** begin RECORDS PROVIDED **
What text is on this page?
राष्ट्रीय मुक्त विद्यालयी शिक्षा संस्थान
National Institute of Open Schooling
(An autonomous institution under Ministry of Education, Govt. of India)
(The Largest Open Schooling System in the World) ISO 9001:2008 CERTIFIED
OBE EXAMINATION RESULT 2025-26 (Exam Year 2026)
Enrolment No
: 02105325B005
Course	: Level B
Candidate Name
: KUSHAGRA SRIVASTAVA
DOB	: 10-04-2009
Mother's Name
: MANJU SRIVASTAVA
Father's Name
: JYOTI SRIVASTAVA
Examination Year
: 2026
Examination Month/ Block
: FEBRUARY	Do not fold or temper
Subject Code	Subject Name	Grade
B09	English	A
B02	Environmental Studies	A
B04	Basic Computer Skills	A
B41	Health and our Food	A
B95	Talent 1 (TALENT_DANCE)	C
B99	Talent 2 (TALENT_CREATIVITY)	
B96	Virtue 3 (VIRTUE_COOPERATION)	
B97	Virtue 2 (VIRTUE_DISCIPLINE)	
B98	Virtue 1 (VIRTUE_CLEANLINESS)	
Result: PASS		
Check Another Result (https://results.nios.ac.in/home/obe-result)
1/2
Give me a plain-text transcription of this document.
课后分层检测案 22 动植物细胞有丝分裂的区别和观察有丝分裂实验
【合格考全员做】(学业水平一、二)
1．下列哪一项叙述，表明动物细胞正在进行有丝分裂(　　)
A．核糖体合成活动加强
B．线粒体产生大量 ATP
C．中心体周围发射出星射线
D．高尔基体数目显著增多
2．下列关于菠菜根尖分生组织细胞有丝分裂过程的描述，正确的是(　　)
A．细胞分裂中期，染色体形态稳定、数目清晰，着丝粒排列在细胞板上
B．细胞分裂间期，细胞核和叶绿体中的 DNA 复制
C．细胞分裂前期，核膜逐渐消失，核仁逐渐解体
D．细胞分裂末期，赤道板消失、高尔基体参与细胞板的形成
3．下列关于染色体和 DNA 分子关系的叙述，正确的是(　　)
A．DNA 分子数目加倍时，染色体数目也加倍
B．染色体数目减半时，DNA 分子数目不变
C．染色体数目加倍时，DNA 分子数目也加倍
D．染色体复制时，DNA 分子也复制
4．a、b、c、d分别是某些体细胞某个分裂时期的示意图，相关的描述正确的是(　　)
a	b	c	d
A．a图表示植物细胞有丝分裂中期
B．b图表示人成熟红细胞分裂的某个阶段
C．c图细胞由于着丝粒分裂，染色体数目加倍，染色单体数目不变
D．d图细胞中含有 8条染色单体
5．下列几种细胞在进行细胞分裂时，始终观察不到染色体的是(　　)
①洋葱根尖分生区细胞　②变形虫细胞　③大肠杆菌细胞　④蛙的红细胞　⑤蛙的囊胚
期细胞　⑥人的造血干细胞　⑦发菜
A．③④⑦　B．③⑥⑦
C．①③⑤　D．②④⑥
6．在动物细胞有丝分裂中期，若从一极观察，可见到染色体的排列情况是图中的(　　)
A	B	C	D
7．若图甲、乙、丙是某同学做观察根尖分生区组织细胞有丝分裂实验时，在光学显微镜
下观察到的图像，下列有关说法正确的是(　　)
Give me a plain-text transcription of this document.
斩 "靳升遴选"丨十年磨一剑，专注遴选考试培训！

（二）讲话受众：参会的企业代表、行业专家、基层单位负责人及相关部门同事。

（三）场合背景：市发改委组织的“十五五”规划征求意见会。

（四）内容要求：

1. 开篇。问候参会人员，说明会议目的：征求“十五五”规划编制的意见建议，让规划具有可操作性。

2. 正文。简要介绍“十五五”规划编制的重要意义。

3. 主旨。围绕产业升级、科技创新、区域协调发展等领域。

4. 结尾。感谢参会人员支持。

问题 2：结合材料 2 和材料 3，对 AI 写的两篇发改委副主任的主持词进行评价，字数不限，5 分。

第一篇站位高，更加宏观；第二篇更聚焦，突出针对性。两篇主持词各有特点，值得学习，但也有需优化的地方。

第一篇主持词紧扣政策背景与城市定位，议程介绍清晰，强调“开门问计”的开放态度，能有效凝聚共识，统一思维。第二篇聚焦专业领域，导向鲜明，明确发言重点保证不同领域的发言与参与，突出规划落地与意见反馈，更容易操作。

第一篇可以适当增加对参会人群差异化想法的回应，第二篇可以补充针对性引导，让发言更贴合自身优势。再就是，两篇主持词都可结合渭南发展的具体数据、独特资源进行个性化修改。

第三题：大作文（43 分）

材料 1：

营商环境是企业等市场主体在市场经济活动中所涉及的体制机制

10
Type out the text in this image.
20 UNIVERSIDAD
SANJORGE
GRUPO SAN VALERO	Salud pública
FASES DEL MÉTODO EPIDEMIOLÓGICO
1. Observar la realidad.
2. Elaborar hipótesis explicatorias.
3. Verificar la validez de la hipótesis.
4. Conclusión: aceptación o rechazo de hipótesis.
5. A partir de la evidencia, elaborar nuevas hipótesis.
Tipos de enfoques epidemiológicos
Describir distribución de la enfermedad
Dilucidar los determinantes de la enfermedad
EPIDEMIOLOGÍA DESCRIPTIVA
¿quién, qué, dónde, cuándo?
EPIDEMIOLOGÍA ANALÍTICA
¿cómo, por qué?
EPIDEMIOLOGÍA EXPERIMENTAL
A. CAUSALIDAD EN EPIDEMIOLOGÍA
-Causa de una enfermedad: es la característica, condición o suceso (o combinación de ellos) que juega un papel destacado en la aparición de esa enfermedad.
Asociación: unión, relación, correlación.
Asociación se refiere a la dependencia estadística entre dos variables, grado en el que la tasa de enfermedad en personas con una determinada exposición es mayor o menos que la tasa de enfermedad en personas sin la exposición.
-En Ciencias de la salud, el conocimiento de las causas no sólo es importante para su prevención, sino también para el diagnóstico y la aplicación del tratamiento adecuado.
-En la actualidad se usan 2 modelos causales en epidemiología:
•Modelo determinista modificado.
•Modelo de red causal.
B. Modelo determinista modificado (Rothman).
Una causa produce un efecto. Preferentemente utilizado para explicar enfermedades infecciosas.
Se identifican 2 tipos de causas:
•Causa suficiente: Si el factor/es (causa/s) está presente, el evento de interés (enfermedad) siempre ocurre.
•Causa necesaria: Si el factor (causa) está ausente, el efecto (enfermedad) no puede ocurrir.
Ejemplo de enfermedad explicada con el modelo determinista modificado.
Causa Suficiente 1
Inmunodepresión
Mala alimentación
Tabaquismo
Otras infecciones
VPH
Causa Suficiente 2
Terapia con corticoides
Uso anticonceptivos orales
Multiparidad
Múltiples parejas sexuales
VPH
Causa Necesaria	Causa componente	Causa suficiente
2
** end RECORDS PROVIDED **
Please reproduce each line exactly as written.

ANSWER TO THE TASK:
What text is on this page?
राष्ट्रीय मुक्त विद्यालयी शिक्षा संस्थान
National Institute of Open Schooling
(An autonomous institution under Ministry of Education, Govt. of India)
(The Largest Open Schooling System in the World) ISO 9001:2008 CERTIFIED
OBE EXAMINATION RESULT 2025-26 (Exam Year 2026)
Enrolment No
: 02105325B005
Course	: Level B
Candidate Name
: KUSHAGRA SRIVASTAVA
DOB	: 10-04-2009
Mother's Name
: MANJU SRIVASTAVA
Father's Name
: JYOTI SRIVASTAVA
Examination Year
: 2026
Examination Month/ Block
: FEBRUARY	Do not fold or temper
Subject Code	Subject Name	Grade
B09	English	A
B02	Environmental Studies	A
B04	Basic Computer Skills	A
B41	Health and our Food	A
B95	Talent 1 (TALENT_DANCE)	C
B99	Talent 2 (TALENT_CREATIVITY)	
B96	Virtue 3 (VIRTUE_COOPERATION)	
B97	Virtue 2 (VIRTUE_DISCIPLINE)	
B98	Virtue 1 (VIRTUE_CLEANLINESS)	
Result: PASS		
Check Another Result (https://results.nios.ac.in/home/obe-result)
1/2
Give me a plain-text transcription of this document.
课后分层检测案 22 动植物细胞有丝分裂的区别和观察有丝分裂实验
【合格考全员做】(学业水平一、二)
1．下列哪一项叙述，表明动物细胞正在进行有丝分裂(　　)
A．核糖体合成活动加强
B．线粒体产生大量 ATP
C．中心体周围发射出星射线
D．高尔基体数目显著增多
2．下列关于菠菜根尖分生组织细胞有丝分裂过程的描述，正确的是(　　)
A．细胞分裂中期，染色体形态稳定、数目清晰，着丝粒排列在细胞板上
B．细胞分裂间期，细胞核和叶绿体中的 DNA 复制
C．细胞分裂前期，核膜逐渐消失，核仁逐渐解体
D．细胞分裂末期，赤道板消失、高尔基体参与细胞板的形成
3．下列关于染色体和 DNA 分子关系的叙述，正确的是(　　)
A．DNA 分子数目加倍时，染色体数目也加倍
B．染色体数目减半时，DNA 分子数目不变
C．染色体数目加倍时，DNA 分子数目也加倍
D．染色体复制时，DNA 分子也复制
4．a、b、c、d分别是某些体细胞某个分裂时期的示意图，相关的描述正确的是(　　)
a	b	c	d
A．a图表示植物细胞有丝分裂中期
B．b图表示人成熟红细胞分裂的某个阶段
C．c图细胞由于着丝粒分裂，染色体数目加倍，染色单体数目不变
D．d图细胞中含有 8条染色单体
5．下列几种细胞在进行细胞分裂时，始终观察不到染色体的是(　　)
①洋葱根尖分生区细胞　②变形虫细胞　③大肠杆菌细胞　④蛙的红细胞　⑤蛙的囊胚
期细胞　⑥人的造血干细胞　⑦发菜
A．③④⑦　B．③⑥⑦
C．①③⑤　D．②④⑥
6．在动物细胞有丝分裂中期，若从一极观察，可见到染色体的排列情况是图中的(　　)
A	B	C	D
7．若图甲、乙、丙是某同学做观察根尖分生区组织细胞有丝分裂实验时，在光学显微镜
下观察到的图像，下列有关说法正确的是(　　)
Give me a plain-text transcription of this document.
斩 "靳升遴选"丨十年磨一剑，专注遴选考试培训！

（二）讲话受众：参会的企业代表、行业专家、基层单位负责人及相关部门同事。

（三）场合背景：市发改委组织的“十五五”规划征求意见会。

（四）内容要求：

1. 开篇。问候参会人员，说明会议目的：征求“十五五”规划编制的意见建议，让规划具有可操作性。

2. 正文。简要介绍“十五五”规划编制的重要意义。

3. 主旨。围绕产业升级、科技创新、区域协调发展等领域。

4. 结尾。感谢参会人员支持。

问题 2：结合材料 2 和材料 3，对 AI 写的两篇发改委副主任的主持词进行评价，字数不限，5 分。

第一篇站位高，更加宏观；第二篇更聚焦，突出针对性。两篇主持词各有特点，值得学习，但也有需优化的地方。

第一篇主持词紧扣政策背景与城市定位，议程介绍清晰，强调“开门问计”的开放态度，能有效凝聚共识，统一思维。第二篇聚焦专业领域，导向鲜明，明确发言重点保证不同领域的发言与参与，突出规划落地与意见反馈，更容易操作。

第一篇可以适当增加对参会人群差异化想法的回应，第二篇可以补充针对性引导，让发言更贴合自身优势。再就是，两篇主持词都可结合渭南发展的具体数据、独特资源进行个性化修改。

第三题：大作文（43 分）

材料 1：

营商环境是企业等市场主体在市场经济活动中所涉及的体制机制

10
Type out the text in this image.
20 UNIVERSIDAD
SANJORGE
GRUPO SAN VALERO	Salud pública
FASES DEL MÉTODO EPIDEMIOLÓGICO
1. Observar la realidad.
2. Elaborar hipótesis explicatorias.
3. Verificar la validez de la hipótesis.
4. Conclusión: aceptación o rechazo de hipótesis.
5. A partir de la evidencia, elaborar nuevas hipótesis.
Tipos de enfoques epidemiológicos
Describir distribución de la enfermedad
Dilucidar los determinantes de la enfermedad
EPIDEMIOLOGÍA DESCRIPTIVA
¿quién, qué, dónde, cuándo?
EPIDEMIOLOGÍA ANALÍTICA
¿cómo, por qué?
EPIDEMIOLOGÍA EXPERIMENTAL
A. CAUSALIDAD EN EPIDEMIOLOGÍA
-Causa de una enfermedad: es la característica, condición o suceso (o combinación de ellos) que juega un papel destacado en la aparición de esa enfermedad.
Asociación: unión, relación, correlación.
Asociación se refiere a la dependencia estadística entre dos variables, grado en el que la tasa de enfermedad en personas con una determinada exposición es mayor o menos que la tasa de enfermedad en personas sin la exposición.
-En Ciencias de la salud, el conocimiento de las causas no sólo es importante para su prevención, sino también para el diagnóstico y la aplicación del tratamiento adecuado.
-En la actualidad se usan 2 modelos causales en epidemiología:
•Modelo determinista modificado.
•Modelo de red causal.
B. Modelo determinista modificado (Rothman).
Una causa produce un efecto. Preferentemente utilizado para explicar enfermedades infecciosas.
Se identifican 2 tipos de causas:
•Causa suficiente: Si el factor/es (causa/s) está presente, el evento de interés (enfermedad) siempre ocurre.
•Causa necesaria: Si el factor (causa) está ausente, el efecto (enfermedad) no puede ocurrir.
Ejemplo de enfermedad explicada con el modelo determinista modificado.
Causa Suficiente 1
Inmunodepresión
Mala alimentación
Tabaquismo
Otras infecciones
VPH
Causa Suficiente 2
Terapia con corticoides
Uso anticonceptivos orales
Multiparidad
Múltiples parejas sexuales
VPH
Causa Necesaria	Causa componente	Causa suficiente
2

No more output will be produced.